Stored records:
──────

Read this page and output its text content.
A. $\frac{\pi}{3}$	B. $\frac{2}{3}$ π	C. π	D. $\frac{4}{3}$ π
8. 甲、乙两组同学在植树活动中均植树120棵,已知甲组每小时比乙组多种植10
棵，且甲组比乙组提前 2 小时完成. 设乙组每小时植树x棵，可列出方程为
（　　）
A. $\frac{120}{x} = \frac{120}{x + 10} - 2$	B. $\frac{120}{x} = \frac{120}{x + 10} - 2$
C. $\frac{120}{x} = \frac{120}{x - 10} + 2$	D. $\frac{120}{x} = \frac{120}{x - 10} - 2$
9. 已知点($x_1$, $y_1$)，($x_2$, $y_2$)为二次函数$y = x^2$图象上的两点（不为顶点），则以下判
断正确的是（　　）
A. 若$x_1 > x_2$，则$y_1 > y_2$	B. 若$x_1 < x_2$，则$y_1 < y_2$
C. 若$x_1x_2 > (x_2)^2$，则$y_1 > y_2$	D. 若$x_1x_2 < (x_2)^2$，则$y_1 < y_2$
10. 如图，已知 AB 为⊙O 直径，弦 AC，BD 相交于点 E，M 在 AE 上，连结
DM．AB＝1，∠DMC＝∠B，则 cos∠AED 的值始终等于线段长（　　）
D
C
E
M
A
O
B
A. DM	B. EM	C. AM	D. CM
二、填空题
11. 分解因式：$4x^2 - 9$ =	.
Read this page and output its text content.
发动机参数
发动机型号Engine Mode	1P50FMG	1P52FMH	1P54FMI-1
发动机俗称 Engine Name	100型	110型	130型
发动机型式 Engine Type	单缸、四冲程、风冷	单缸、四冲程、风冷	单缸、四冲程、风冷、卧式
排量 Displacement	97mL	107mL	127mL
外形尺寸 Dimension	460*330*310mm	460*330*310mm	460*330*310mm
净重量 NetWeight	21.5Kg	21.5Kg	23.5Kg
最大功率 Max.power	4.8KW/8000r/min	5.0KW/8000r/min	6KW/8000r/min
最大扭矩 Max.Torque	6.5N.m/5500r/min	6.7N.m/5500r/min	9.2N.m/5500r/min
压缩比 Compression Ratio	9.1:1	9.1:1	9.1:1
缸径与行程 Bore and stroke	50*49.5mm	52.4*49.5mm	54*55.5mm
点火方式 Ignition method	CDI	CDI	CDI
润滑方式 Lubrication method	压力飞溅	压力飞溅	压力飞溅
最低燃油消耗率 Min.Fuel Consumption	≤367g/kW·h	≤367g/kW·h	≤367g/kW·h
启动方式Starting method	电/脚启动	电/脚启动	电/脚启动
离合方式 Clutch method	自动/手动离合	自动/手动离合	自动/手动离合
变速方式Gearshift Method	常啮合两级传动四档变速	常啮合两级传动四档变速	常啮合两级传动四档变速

──────

Your task is to quote all of the data word for word.

[Exercise answer]
Read this page and output its text content.
A. $\frac{\pi}{3}$	B. $\frac{2}{3}$ π	C. π	D. $\frac{4}{3}$ π
8. 甲、乙两组同学在植树活动中均植树120棵,已知甲组每小时比乙组多种植10
棵，且甲组比乙组提前 2 小时完成. 设乙组每小时植树x棵，可列出方程为
（　　）
A. $\frac{120}{x} = \frac{120}{x + 10} - 2$	B. $\frac{120}{x} = \frac{120}{x + 10} - 2$
C. $\frac{120}{x} = \frac{120}{x - 10} + 2$	D. $\frac{120}{x} = \frac{120}{x - 10} - 2$
9. 已知点($x_1$, $y_1$)，($x_2$, $y_2$)为二次函数$y = x^2$图象上的两点（不为顶点），则以下判
断正确的是（　　）
A. 若$x_1 > x_2$，则$y_1 > y_2$	B. 若$x_1 < x_2$，则$y_1 < y_2$
C. 若$x_1x_2 > (x_2)^2$，则$y_1 > y_2$	D. 若$x_1x_2 < (x_2)^2$，则$y_1 < y_2$
10. 如图，已知 AB 为⊙O 直径，弦 AC，BD 相交于点 E，M 在 AE 上，连结
DM．AB＝1，∠DMC＝∠B，则 cos∠AED 的值始终等于线段长（　　）
D
C
E
M
A
O
B
A. DM	B. EM	C. AM	D. CM
二、填空题
11. 分解因式：$4x^2 - 9$ =	.
Read this page and output its text content.
发动机参数
发动机型号Engine Mode	1P50FMG	1P52FMH	1P54FMI-1
发动机俗称 Engine Name	100型	110型	130型
发动机型式 Engine Type	单缸、四冲程、风冷	单缸、四冲程、风冷	单缸、四冲程、风冷、卧式
排量 Displacement	97mL	107mL	127mL
外形尺寸 Dimension	460*330*310mm	460*330*310mm	460*330*310mm
净重量 NetWeight	21.5Kg	21.5Kg	23.5Kg
最大功率 Max.power	4.8KW/8000r/min	5.0KW/8000r/min	6KW/8000r/min
最大扭矩 Max.Torque	6.5N.m/5500r/min	6.7N.m/5500r/min	9.2N.m/5500r/min
压缩比 Compression Ratio	9.1:1	9.1:1	9.1:1
缸径与行程 Bore and stroke	50*49.5mm	52.4*49.5mm	54*55.5mm
点火方式 Ignition method	CDI	CDI	CDI
润滑方式 Lubrication method	压力飞溅	压力飞溅	压力飞溅
最低燃油消耗率 Min.Fuel Consumption	≤367g/kW·h	≤367g/kW·h	≤367g/kW·h
启动方式Starting method	电/脚启动	电/脚启动	电/脚启动
离合方式 Clutch method	自动/手动离合	自动/手动离合	自动/手动离合
变速方式Gearshift Method	常啮合两级传动四档变速	常啮合两级传动四档变速	常啮合两级传动四档变速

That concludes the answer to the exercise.